» **Listing**:

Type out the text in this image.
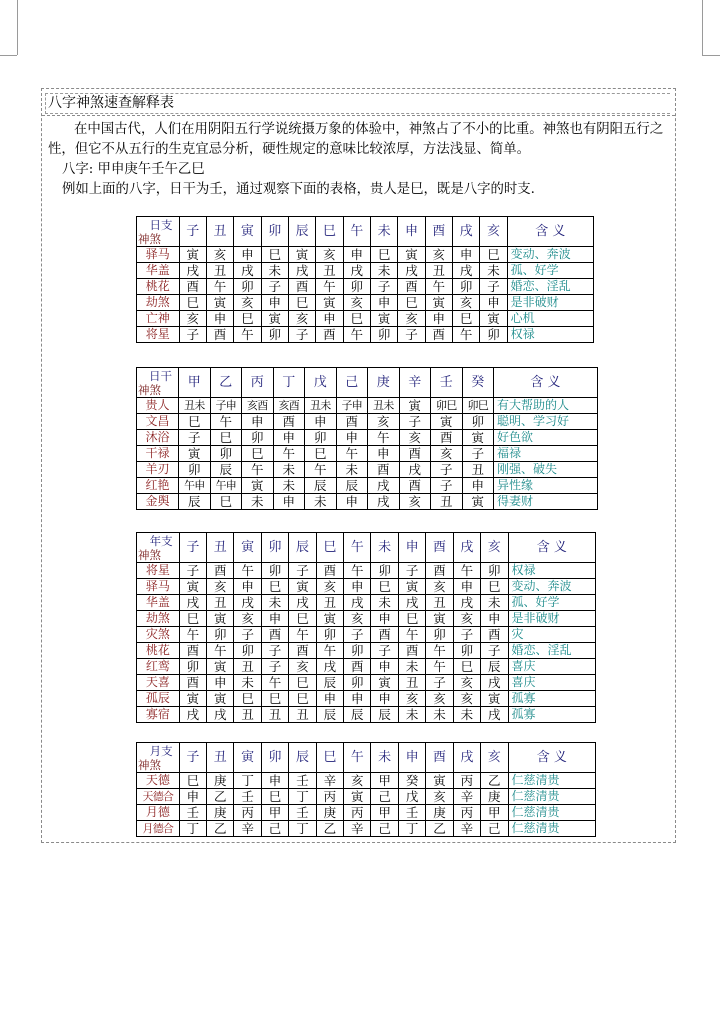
八字神煞速查解释表

在中国古代，人们在用阴阳五行学说统摄万象的体验中，神煞占了不小的比重。神煞也有阴阳五行之性，但它不从五行的生克宜忌分析，硬性规定的意味比较浓厚，方法浅显、简单。

八字: 甲申庚午壬午乙巳

例如上面的八字，日干为壬，通过观察下面的表格，贵人是巳，既是八字的时支.

日支
神煞	子	丑	寅	卯	辰	巳	午	未	申	酉	戌	亥	含 义
驿马	寅	亥	申	巳	寅	亥	申	巳	寅	亥	申	巳	变动、奔波
华盖	戌	丑	戌	未	戌	丑	戌	未	戌	丑	戌	未	孤、好学
桃花	酉	午	卯	子	酉	午	卯	子	酉	午	卯	子	婚恋、淫乱
劫煞	巳	寅	亥	申	巳	寅	亥	申	巳	寅	亥	申	是非破财
亡神	亥	申	巳	寅	亥	申	巳	寅	亥	申	巳	寅	心机
将星	子	酉	午	卯	子	酉	午	卯	子	酉	午	卯	权禄
日干
神煞	甲	乙	丙	丁	戊	己	庚	辛	壬	癸	含 义
贵人	丑未	子申	亥酉	亥酉	丑未	子申	丑未	寅	卯巳	卯巳	有大帮助的人
文昌	巳	午	申	酉	申	酉	亥	子	寅	卯	聪明、学习好
沐浴	子	巳	卯	申	卯	申	午	亥	酉	寅	好色欲
干禄	寅	卯	巳	午	巳	午	申	酉	亥	子	福禄
羊刃	卯	辰	午	未	午	未	酉	戌	子	丑	刚强、破失
红艳	午申	午申	寅	未	辰	辰	戌	酉	子	申	异性缘
金舆	辰	巳	未	申	未	申	戌	亥	丑	寅	得妻财
年支
神煞	子	丑	寅	卯	辰	巳	午	未	申	酉	戌	亥	含 义
将星	子	酉	午	卯	子	酉	午	卯	子	酉	午	卯	权禄
驿马	寅	亥	申	巳	寅	亥	申	巳	寅	亥	申	巳	变动、奔波
华盖	戌	丑	戌	未	戌	丑	戌	未	戌	丑	戌	未	孤、好学
劫煞	巳	寅	亥	申	巳	寅	亥	申	巳	寅	亥	申	是非破财
灾煞	午	卯	子	酉	午	卯	子	酉	午	卯	子	酉	灾
桃花	酉	午	卯	子	酉	午	卯	子	酉	午	卯	子	婚恋、淫乱
红鸾	卯	寅	丑	子	亥	戌	酉	申	未	午	巳	辰	喜庆
天喜	酉	申	未	午	巳	辰	卯	寅	丑	子	亥	戌	喜庆
孤辰	寅	寅	巳	巳	巳	申	申	申	亥	亥	亥	寅	孤寡
寡宿	戌	戌	丑	丑	丑	辰	辰	辰	未	未	未	戌	孤寡
月支
神煞	子	丑	寅	卯	辰	巳	午	未	申	酉	戌	亥	含 义
天德	巳	庚	丁	申	壬	辛	亥	甲	癸	寅	丙	乙	仁慈清贵
天德合	申	乙	壬	巳	丁	丙	寅	己	戊	亥	辛	庚	仁慈清贵
月德	壬	庚	丙	甲	壬	庚	丙	甲	壬	庚	丙	甲	仁慈清贵
月德合	丁	乙	辛	己	丁	乙	辛	己	丁	乙	辛	己	仁慈清贵
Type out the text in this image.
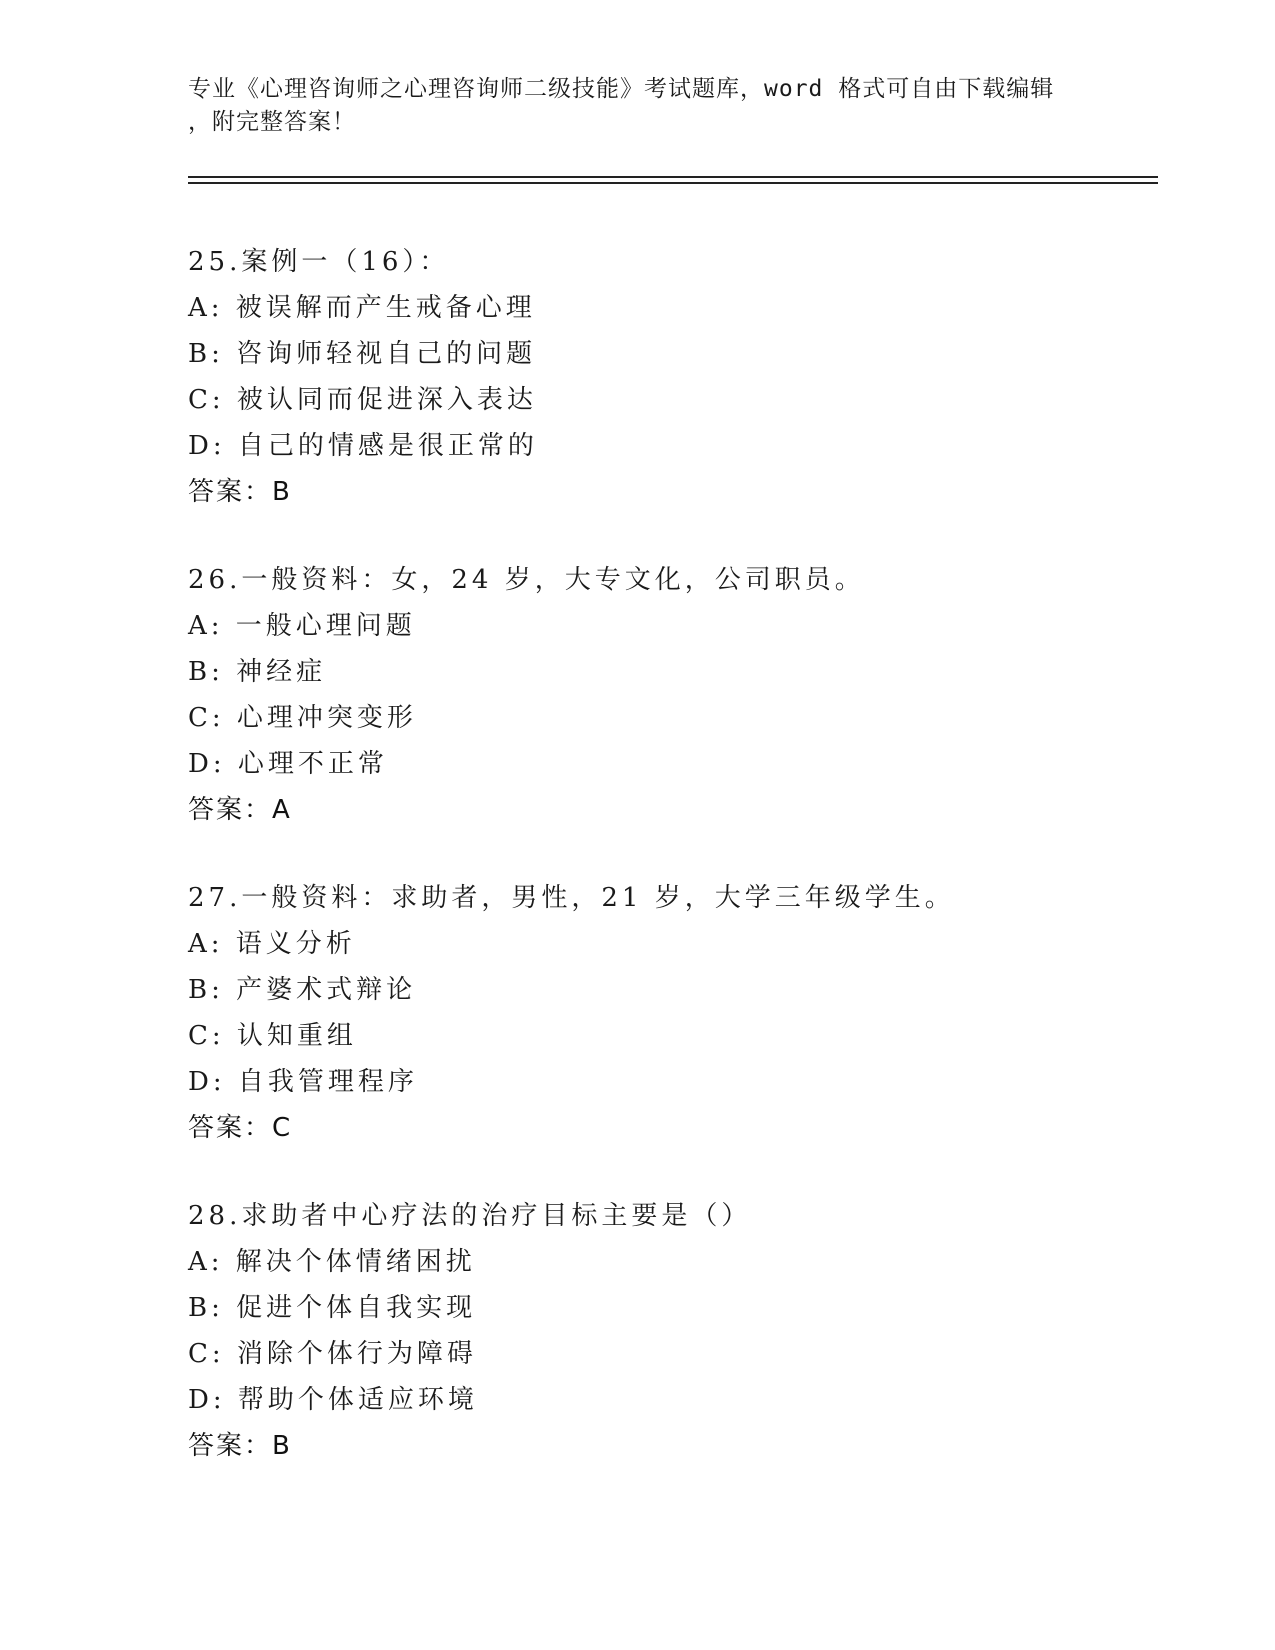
专业《心理咨询师之心理咨询师二级技能》考试题库，word 格式可自由下载编辑
，附完整答案！
25.案例一（16）：
A: 被误解而产生戒备心理
B: 咨询师轻视自己的问题
C: 被认同而促进深入表达
D: 自己的情感是很正常的
答案：B
26.一般资料：女，24 岁，大专文化，公司职员。
A: 一般心理问题
B: 神经症
C: 心理冲突变形
D: 心理不正常
答案：A
27.一般资料：求助者，男性，21 岁，大学三年级学生。
A: 语义分析
B: 产婆术式辩论
C: 认知重组
D: 自我管理程序
答案：C
28.求助者中心疗法的治疗目标主要是（）
A: 解决个体情绪困扰
B: 促进个体自我实现
C: 消除个体行为障碍
D: 帮助个体适应环境
答案：B
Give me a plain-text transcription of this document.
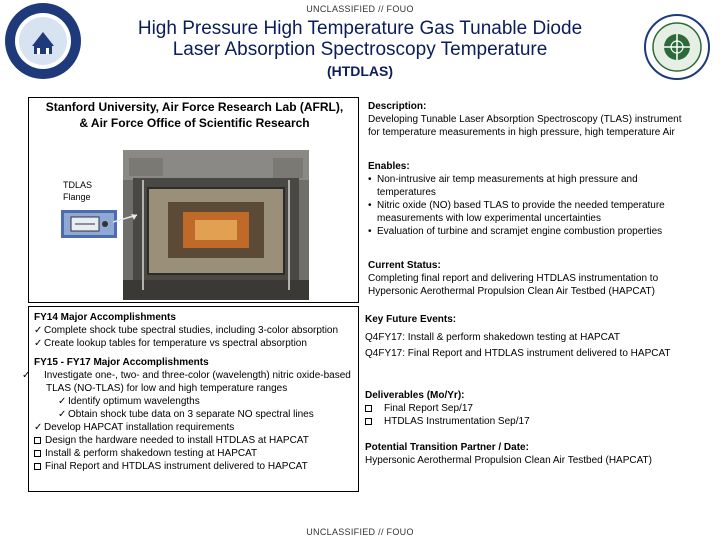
UNCLASSIFIED // FOUO
High Pressure High Temperature Gas Tunable Diode
Laser Absorption Spectroscopy Temperature
(HTDLAS)
Stanford University, Air Force Research Lab (AFRL),
& Air Force Office of Scientific Research
TDLAS
Flange
Description:
Developing Tunable Laser Absorption Spectroscopy (TLAS) instrument for temperature measurements in high pressure, high temperature Air
Enables:
• Non-intrusive air temp measurements at high pressure and temperatures
• Nitric oxide (NO) based TLAS to provide the needed temperature measurements with low experimental uncertainties
• Evaluation of turbine and scramjet engine combustion properties
Current Status:
Completing final report and delivering HTDLAS instrumentation to Hypersonic Aerothermal Propulsion Clean Air Testbed (HAPCAT)
FY14 Major Accomplishments
✓ Complete shock tube spectral studies, including 3-color absorption
✓ Create lookup tables for temperature vs spectral absorption
FY15 - FY17 Major Accomplishments
✓ Investigate one-, two- and three-color (wavelength) nitric oxide-based TLAS (NO-TLAS) for low and high temperature ranges
✓ Identify optimum wavelengths
✓ Obtain shock tube data on 3 separate NO spectral lines
✓ Develop HAPCAT installation requirements
Design the hardware needed to install HTDLAS at HAPCAT
Install & perform shakedown testing at HAPCAT
Final Report and HTDLAS instrument delivered to HAPCAT
Key Future Events:
Q4FY17: Install & perform shakedown testing at HAPCAT
Q4FY17: Final Report and HTDLAS instrument delivered to HAPCAT
Deliverables (Mo/Yr):
Final Report Sep/17
HTDLAS Instrumentation Sep/17
Potential Transition Partner / Date:
Hypersonic Aerothermal Propulsion Clean Air Testbed (HAPCAT)
UNCLASSIFIED // FOUO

» **Aim**:
Check each line of the records for the word "perform", and show the lines that contain it.

» **Reply**:
Install & perform shakedown testing at HAPCAT
Q4FY17: Install & perform shakedown testing at HAPCAT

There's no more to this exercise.